* _TASK DIRECTIONS_: Say how many lines include "三支一扶", with no words around the number.

* _GIVEN DATA_:
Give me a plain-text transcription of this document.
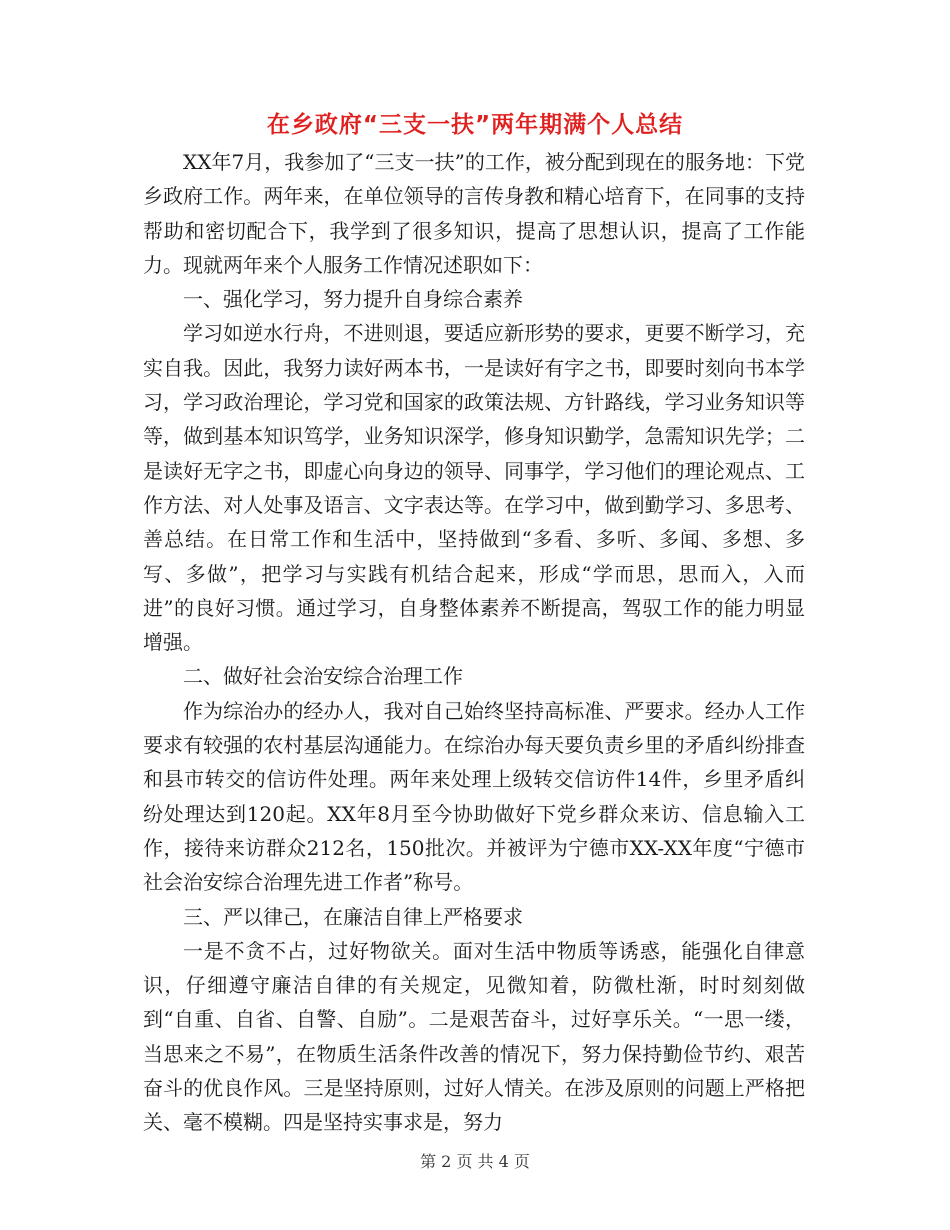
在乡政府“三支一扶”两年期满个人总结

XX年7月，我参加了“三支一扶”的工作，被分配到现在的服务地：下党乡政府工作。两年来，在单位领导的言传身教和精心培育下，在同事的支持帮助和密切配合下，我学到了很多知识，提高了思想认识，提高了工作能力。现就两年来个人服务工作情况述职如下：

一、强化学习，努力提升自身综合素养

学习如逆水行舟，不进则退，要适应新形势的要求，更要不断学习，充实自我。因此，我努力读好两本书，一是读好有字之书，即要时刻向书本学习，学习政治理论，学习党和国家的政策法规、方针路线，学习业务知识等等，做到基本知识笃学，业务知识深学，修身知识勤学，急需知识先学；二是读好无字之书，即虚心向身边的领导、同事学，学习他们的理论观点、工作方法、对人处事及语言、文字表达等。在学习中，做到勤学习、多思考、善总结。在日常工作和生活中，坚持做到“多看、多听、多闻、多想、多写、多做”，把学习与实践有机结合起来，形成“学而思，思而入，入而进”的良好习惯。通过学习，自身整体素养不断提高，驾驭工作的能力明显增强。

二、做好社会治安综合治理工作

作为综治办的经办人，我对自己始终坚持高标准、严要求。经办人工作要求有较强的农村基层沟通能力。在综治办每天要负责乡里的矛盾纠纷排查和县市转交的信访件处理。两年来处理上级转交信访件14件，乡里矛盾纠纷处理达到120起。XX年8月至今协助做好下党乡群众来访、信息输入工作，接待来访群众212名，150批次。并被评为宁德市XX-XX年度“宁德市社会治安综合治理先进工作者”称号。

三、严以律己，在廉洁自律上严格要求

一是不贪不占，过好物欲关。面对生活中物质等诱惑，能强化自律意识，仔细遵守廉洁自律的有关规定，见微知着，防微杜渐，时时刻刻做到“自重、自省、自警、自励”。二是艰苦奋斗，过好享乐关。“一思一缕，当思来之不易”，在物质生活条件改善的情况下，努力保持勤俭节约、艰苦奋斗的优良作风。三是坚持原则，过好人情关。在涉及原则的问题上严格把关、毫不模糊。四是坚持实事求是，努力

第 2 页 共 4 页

* _PROBLEM SOLUTION_: 2